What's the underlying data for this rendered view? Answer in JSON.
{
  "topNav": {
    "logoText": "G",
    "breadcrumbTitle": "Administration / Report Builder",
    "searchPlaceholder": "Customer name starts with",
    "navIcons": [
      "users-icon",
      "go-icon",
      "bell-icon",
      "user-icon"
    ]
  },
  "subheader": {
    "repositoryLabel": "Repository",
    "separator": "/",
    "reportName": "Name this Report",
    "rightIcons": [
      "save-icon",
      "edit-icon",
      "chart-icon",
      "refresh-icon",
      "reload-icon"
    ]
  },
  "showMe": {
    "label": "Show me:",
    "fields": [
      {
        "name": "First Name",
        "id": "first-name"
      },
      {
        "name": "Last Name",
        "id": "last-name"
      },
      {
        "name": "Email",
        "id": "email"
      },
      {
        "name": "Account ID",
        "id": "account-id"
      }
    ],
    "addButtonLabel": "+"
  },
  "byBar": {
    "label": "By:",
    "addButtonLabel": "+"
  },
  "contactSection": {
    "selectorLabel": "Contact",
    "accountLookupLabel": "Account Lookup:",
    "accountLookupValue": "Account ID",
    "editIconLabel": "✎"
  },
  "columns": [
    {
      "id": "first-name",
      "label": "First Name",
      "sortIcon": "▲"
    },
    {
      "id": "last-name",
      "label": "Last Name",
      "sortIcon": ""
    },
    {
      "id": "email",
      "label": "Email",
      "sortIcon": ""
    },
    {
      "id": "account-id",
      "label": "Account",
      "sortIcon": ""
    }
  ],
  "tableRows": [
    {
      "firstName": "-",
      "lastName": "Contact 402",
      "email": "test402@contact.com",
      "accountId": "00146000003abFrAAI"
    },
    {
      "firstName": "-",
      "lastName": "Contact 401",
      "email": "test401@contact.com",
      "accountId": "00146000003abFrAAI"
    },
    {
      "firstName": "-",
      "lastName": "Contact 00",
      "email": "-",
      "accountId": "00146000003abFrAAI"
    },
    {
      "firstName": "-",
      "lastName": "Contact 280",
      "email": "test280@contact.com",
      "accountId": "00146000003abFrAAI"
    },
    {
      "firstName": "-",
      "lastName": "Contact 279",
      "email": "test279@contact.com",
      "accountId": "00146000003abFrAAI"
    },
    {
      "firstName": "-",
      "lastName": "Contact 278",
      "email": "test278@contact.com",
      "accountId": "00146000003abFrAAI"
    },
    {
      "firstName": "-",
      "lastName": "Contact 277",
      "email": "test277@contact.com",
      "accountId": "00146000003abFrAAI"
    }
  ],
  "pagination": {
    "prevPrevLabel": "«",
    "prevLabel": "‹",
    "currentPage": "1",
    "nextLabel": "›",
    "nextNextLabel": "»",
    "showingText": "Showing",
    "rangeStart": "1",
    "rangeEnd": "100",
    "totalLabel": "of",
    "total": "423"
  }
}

WHAT THE TASK REQUIRES
Reproduce the whole listing word for word.

ANSWER
What's the underlying data for this rendered view? Answer in JSON.
{
  "topNav": {
    "logoText": "G",
    "breadcrumbTitle": "Administration / Report Builder",
    "searchPlaceholder": "Customer name starts with",
    "navIcons": [
      "users-icon",
      "go-icon",
      "bell-icon",
      "user-icon"
    ]
  },
  "subheader": {
    "repositoryLabel": "Repository",
    "separator": "/",
    "reportName": "Name this Report",
    "rightIcons": [
      "save-icon",
      "edit-icon",
      "chart-icon",
      "refresh-icon",
      "reload-icon"
    ]
  },
  "showMe": {
    "label": "Show me:",
    "fields": [
      {
        "name": "First Name",
        "id": "first-name"
      },
      {
        "name": "Last Name",
        "id": "last-name"
      },
      {
        "name": "Email",
        "id": "email"
      },
      {
        "name": "Account ID",
        "id": "account-id"
      }
    ],
    "addButtonLabel": "+"
  },
  "byBar": {
    "label": "By:",
    "addButtonLabel": "+"
  },
  "contactSection": {
    "selectorLabel": "Contact",
    "accountLookupLabel": "Account Lookup:",
    "accountLookupValue": "Account ID",
    "editIconLabel": "✎"
  },
  "columns": [
    {
      "id": "first-name",
      "label": "First Name",
      "sortIcon": "▲"
    },
    {
      "id": "last-name",
      "label": "Last Name",
      "sortIcon": ""
    },
    {
      "id": "email",
      "label": "Email",
      "sortIcon": ""
    },
    {
      "id": "account-id",
      "label": "Account",
      "sortIcon": ""
    }
  ],
  "tableRows": [
    {
      "firstName": "-",
      "lastName": "Contact 402",
      "email": "test402@contact.com",
      "accountId": "00146000003abFrAAI"
    },
    {
      "firstName": "-",
      "lastName": "Contact 401",
      "email": "test401@contact.com",
      "accountId": "00146000003abFrAAI"
    },
    {
      "firstName": "-",
      "lastName": "Contact 00",
      "email": "-",
      "accountId": "00146000003abFrAAI"
    },
    {
      "firstName": "-",
      "lastName": "Contact 280",
      "email": "test280@contact.com",
      "accountId": "00146000003abFrAAI"
    },
    {
      "firstName": "-",
      "lastName": "Contact 279",
      "email": "test279@contact.com",
      "accountId": "00146000003abFrAAI"
    },
    {
      "firstName": "-",
      "lastName": "Contact 278",
      "email": "test278@contact.com",
      "accountId": "00146000003abFrAAI"
    },
    {
      "firstName": "-",
      "lastName": "Contact 277",
      "email": "test277@contact.com",
      "accountId": "00146000003abFrAAI"
    }
  ],
  "pagination": {
    "prevPrevLabel": "«",
    "prevLabel": "‹",
    "currentPage": "1",
    "nextLabel": "›",
    "nextNextLabel": "»",
    "showingText": "Showing",
    "rangeStart": "1",
    "rangeEnd": "100",
    "totalLabel": "of",
    "total": "423"
  }
}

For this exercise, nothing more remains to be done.